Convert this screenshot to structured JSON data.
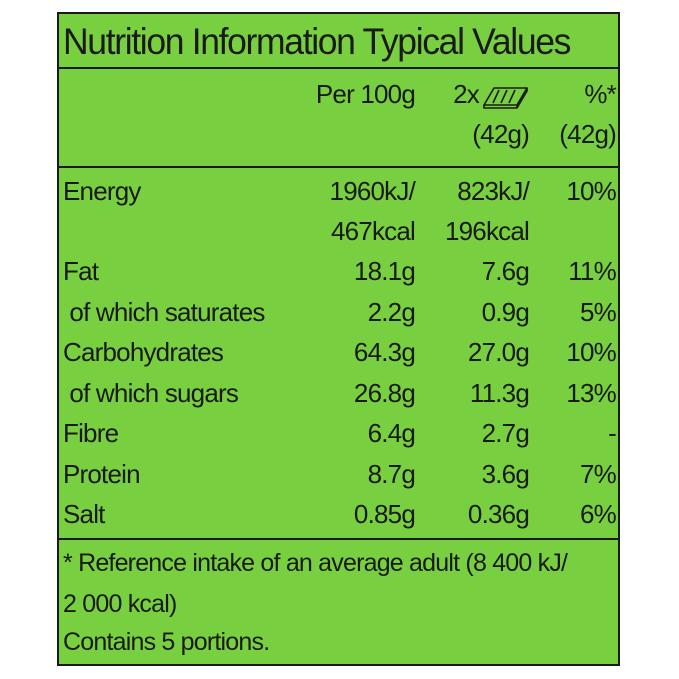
{
  "title": "Nutrition Information Typical Values",
  "headers": {
    "per100": "Per 100g",
    "portion_count": "2x",
    "portion_weight": "(42g)",
    "pct_symbol": "%*",
    "pct_weight": "(42g)"
  },
  "icons": {
    "portion": "snack-bar-icon"
  },
  "rows": [
    {
      "name": "Energy",
      "per100": "1960kJ/",
      "portion": "823kJ/",
      "pct": "10%"
    },
    {
      "name": "",
      "per100": "467kcal",
      "portion": "196kcal",
      "pct": ""
    },
    {
      "name": "Fat",
      "per100": "18.1g",
      "portion": "7.6g",
      "pct": "11%"
    },
    {
      "name": " of which saturates",
      "per100": "2.2g",
      "portion": "0.9g",
      "pct": "5%"
    },
    {
      "name": "Carbohydrates",
      "per100": "64.3g",
      "portion": "27.0g",
      "pct": "10%"
    },
    {
      "name": " of which sugars",
      "per100": "26.8g",
      "portion": "11.3g",
      "pct": "13%"
    },
    {
      "name": "Fibre",
      "per100": "6.4g",
      "portion": "2.7g",
      "pct": "-"
    },
    {
      "name": "Protein",
      "per100": "8.7g",
      "portion": "3.6g",
      "pct": "7%"
    },
    {
      "name": "Salt",
      "per100": "0.85g",
      "portion": "0.36g",
      "pct": "6%"
    }
  ],
  "footnote": {
    "line1": "* Reference intake of an average adult (8 400 kJ/",
    "line2": " 2 000 kcal)",
    "line3": " Contains 5 portions."
  },
  "colors": {
    "background": "#78cf3f",
    "text": "#1a1a1a"
  }
}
┄┄┄┄┄┄┄┄┄┄
◆ **WHAT THE TASK REQUIRES**
Retype the records above exactly, pictures omitted.

◆ **EXPECTED ANSWER**
Convert this screenshot to structured JSON data.
{
  "title": "Nutrition Information Typical Values",
  "headers": {
    "per100": "Per 100g",
    "portion_count": "2x",
    "portion_weight": "(42g)",
    "pct_symbol": "%*",
    "pct_weight": "(42g)"
  },
  "icons": {
    "portion": "snack-bar-icon"
  },
  "rows": [
    {
      "name": "Energy",
      "per100": "1960kJ/",
      "portion": "823kJ/",
      "pct": "10%"
    },
    {
      "name": "",
      "per100": "467kcal",
      "portion": "196kcal",
      "pct": ""
    },
    {
      "name": "Fat",
      "per100": "18.1g",
      "portion": "7.6g",
      "pct": "11%"
    },
    {
      "name": " of which saturates",
      "per100": "2.2g",
      "portion": "0.9g",
      "pct": "5%"
    },
    {
      "name": "Carbohydrates",
      "per100": "64.3g",
      "portion": "27.0g",
      "pct": "10%"
    },
    {
      "name": " of which sugars",
      "per100": "26.8g",
      "portion": "11.3g",
      "pct": "13%"
    },
    {
      "name": "Fibre",
      "per100": "6.4g",
      "portion": "2.7g",
      "pct": "-"
    },
    {
      "name": "Protein",
      "per100": "8.7g",
      "portion": "3.6g",
      "pct": "7%"
    },
    {
      "name": "Salt",
      "per100": "0.85g",
      "portion": "0.36g",
      "pct": "6%"
    }
  ],
  "footnote": {
    "line1": "* Reference intake of an average adult (8 400 kJ/",
    "line2": " 2 000 kcal)",
    "line3": " Contains 5 portions."
  },
  "colors": {
    "background": "#78cf3f",
    "text": "#1a1a1a"
  }
}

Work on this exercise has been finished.